> [Exercise]: Copy all of the records below verbatim.

Records about charts and figures:
□ □ □

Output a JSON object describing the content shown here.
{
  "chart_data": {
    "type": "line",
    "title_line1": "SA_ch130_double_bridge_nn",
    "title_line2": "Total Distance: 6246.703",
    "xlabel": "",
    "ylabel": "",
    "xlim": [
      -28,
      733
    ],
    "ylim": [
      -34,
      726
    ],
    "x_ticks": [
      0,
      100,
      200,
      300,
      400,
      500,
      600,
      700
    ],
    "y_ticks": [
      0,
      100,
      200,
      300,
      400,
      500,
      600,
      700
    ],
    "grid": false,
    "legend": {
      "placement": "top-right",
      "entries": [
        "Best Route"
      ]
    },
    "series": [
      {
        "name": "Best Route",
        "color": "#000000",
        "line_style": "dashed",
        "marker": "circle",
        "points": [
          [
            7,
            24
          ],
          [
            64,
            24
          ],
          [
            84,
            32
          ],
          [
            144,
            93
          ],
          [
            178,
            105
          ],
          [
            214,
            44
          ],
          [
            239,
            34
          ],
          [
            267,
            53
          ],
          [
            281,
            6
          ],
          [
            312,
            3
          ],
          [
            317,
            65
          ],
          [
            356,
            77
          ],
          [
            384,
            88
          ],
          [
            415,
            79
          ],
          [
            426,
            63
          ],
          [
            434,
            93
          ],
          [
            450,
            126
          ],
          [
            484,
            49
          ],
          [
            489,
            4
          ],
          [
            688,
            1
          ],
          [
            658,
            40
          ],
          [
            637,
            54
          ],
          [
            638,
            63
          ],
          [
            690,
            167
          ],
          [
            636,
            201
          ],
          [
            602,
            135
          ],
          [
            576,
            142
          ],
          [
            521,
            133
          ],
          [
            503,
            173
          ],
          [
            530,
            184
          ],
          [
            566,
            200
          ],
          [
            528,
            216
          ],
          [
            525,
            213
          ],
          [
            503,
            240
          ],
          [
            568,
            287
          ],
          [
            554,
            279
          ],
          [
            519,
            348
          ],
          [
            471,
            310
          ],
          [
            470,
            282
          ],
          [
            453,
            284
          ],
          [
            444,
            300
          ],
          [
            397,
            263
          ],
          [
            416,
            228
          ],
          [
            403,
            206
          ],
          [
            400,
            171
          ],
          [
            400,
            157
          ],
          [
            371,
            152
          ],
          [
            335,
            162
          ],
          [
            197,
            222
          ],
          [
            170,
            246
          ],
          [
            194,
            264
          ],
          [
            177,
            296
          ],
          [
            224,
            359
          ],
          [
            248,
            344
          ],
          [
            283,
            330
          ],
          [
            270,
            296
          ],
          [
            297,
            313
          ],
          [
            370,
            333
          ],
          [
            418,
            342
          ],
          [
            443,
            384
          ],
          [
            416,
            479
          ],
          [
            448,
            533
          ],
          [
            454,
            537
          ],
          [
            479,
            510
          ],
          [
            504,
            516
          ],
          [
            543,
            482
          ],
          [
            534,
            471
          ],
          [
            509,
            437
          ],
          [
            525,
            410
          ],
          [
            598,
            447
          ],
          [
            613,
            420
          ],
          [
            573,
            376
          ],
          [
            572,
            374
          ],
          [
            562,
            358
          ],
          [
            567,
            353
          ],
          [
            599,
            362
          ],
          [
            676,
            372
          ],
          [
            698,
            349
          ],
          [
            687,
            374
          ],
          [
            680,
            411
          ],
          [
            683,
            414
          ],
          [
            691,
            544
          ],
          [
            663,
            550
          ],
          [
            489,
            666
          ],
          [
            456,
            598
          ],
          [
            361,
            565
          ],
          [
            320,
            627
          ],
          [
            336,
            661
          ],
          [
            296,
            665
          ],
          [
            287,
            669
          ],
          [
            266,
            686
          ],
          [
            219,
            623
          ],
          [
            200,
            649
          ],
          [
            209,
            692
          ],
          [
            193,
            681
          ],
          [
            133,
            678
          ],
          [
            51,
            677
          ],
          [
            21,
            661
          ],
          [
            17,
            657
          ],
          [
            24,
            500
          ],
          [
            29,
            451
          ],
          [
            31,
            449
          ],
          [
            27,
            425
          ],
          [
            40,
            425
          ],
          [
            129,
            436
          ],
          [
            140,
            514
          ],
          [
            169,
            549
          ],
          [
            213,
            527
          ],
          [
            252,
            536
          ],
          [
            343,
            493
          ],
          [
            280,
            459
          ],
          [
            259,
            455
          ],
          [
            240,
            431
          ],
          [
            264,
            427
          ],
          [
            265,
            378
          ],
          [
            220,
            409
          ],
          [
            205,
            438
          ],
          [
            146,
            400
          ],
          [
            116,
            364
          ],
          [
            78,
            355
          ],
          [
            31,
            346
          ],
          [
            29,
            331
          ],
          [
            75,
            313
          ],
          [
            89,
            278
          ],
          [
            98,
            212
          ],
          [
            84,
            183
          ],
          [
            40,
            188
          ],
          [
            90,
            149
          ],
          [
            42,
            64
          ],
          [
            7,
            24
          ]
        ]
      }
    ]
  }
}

□ □ □

> [Finished exercise]:
Output a JSON object describing the content shown here.
{
  "chart_data": {
    "type": "line",
    "title_line1": "SA_ch130_double_bridge_nn",
    "title_line2": "Total Distance: 6246.703",
    "xlabel": "",
    "ylabel": "",
    "xlim": [
      -28,
      733
    ],
    "ylim": [
      -34,
      726
    ],
    "x_ticks": [
      0,
      100,
      200,
      300,
      400,
      500,
      600,
      700
    ],
    "y_ticks": [
      0,
      100,
      200,
      300,
      400,
      500,
      600,
      700
    ],
    "grid": false,
    "legend": {
      "placement": "top-right",
      "entries": [
        "Best Route"
      ]
    },
    "series": [
      {
        "name": "Best Route",
        "color": "#000000",
        "line_style": "dashed",
        "marker": "circle",
        "points": [
          [
            7,
            24
          ],
          [
            64,
            24
          ],
          [
            84,
            32
          ],
          [
            144,
            93
          ],
          [
            178,
            105
          ],
          [
            214,
            44
          ],
          [
            239,
            34
          ],
          [
            267,
            53
          ],
          [
            281,
            6
          ],
          [
            312,
            3
          ],
          [
            317,
            65
          ],
          [
            356,
            77
          ],
          [
            384,
            88
          ],
          [
            415,
            79
          ],
          [
            426,
            63
          ],
          [
            434,
            93
          ],
          [
            450,
            126
          ],
          [
            484,
            49
          ],
          [
            489,
            4
          ],
          [
            688,
            1
          ],
          [
            658,
            40
          ],
          [
            637,
            54
          ],
          [
            638,
            63
          ],
          [
            690,
            167
          ],
          [
            636,
            201
          ],
          [
            602,
            135
          ],
          [
            576,
            142
          ],
          [
            521,
            133
          ],
          [
            503,
            173
          ],
          [
            530,
            184
          ],
          [
            566,
            200
          ],
          [
            528,
            216
          ],
          [
            525,
            213
          ],
          [
            503,
            240
          ],
          [
            568,
            287
          ],
          [
            554,
            279
          ],
          [
            519,
            348
          ],
          [
            471,
            310
          ],
          [
            470,
            282
          ],
          [
            453,
            284
          ],
          [
            444,
            300
          ],
          [
            397,
            263
          ],
          [
            416,
            228
          ],
          [
            403,
            206
          ],
          [
            400,
            171
          ],
          [
            400,
            157
          ],
          [
            371,
            152
          ],
          [
            335,
            162
          ],
          [
            197,
            222
          ],
          [
            170,
            246
          ],
          [
            194,
            264
          ],
          [
            177,
            296
          ],
          [
            224,
            359
          ],
          [
            248,
            344
          ],
          [
            283,
            330
          ],
          [
            270,
            296
          ],
          [
            297,
            313
          ],
          [
            370,
            333
          ],
          [
            418,
            342
          ],
          [
            443,
            384
          ],
          [
            416,
            479
          ],
          [
            448,
            533
          ],
          [
            454,
            537
          ],
          [
            479,
            510
          ],
          [
            504,
            516
          ],
          [
            543,
            482
          ],
          [
            534,
            471
          ],
          [
            509,
            437
          ],
          [
            525,
            410
          ],
          [
            598,
            447
          ],
          [
            613,
            420
          ],
          [
            573,
            376
          ],
          [
            572,
            374
          ],
          [
            562,
            358
          ],
          [
            567,
            353
          ],
          [
            599,
            362
          ],
          [
            676,
            372
          ],
          [
            698,
            349
          ],
          [
            687,
            374
          ],
          [
            680,
            411
          ],
          [
            683,
            414
          ],
          [
            691,
            544
          ],
          [
            663,
            550
          ],
          [
            489,
            666
          ],
          [
            456,
            598
          ],
          [
            361,
            565
          ],
          [
            320,
            627
          ],
          [
            336,
            661
          ],
          [
            296,
            665
          ],
          [
            287,
            669
          ],
          [
            266,
            686
          ],
          [
            219,
            623
          ],
          [
            200,
            649
          ],
          [
            209,
            692
          ],
          [
            193,
            681
          ],
          [
            133,
            678
          ],
          [
            51,
            677
          ],
          [
            21,
            661
          ],
          [
            17,
            657
          ],
          [
            24,
            500
          ],
          [
            29,
            451
          ],
          [
            31,
            449
          ],
          [
            27,
            425
          ],
          [
            40,
            425
          ],
          [
            129,
            436
          ],
          [
            140,
            514
          ],
          [
            169,
            549
          ],
          [
            213,
            527
          ],
          [
            252,
            536
          ],
          [
            343,
            493
          ],
          [
            280,
            459
          ],
          [
            259,
            455
          ],
          [
            240,
            431
          ],
          [
            264,
            427
          ],
          [
            265,
            378
          ],
          [
            220,
            409
          ],
          [
            205,
            438
          ],
          [
            146,
            400
          ],
          [
            116,
            364
          ],
          [
            78,
            355
          ],
          [
            31,
            346
          ],
          [
            29,
            331
          ],
          [
            75,
            313
          ],
          [
            89,
            278
          ],
          [
            98,
            212
          ],
          [
            84,
            183
          ],
          [
            40,
            188
          ],
          [
            90,
            149
          ],
          [
            42,
            64
          ],
          [
            7,
            24
          ]
        ]
      }
    ]
  }
}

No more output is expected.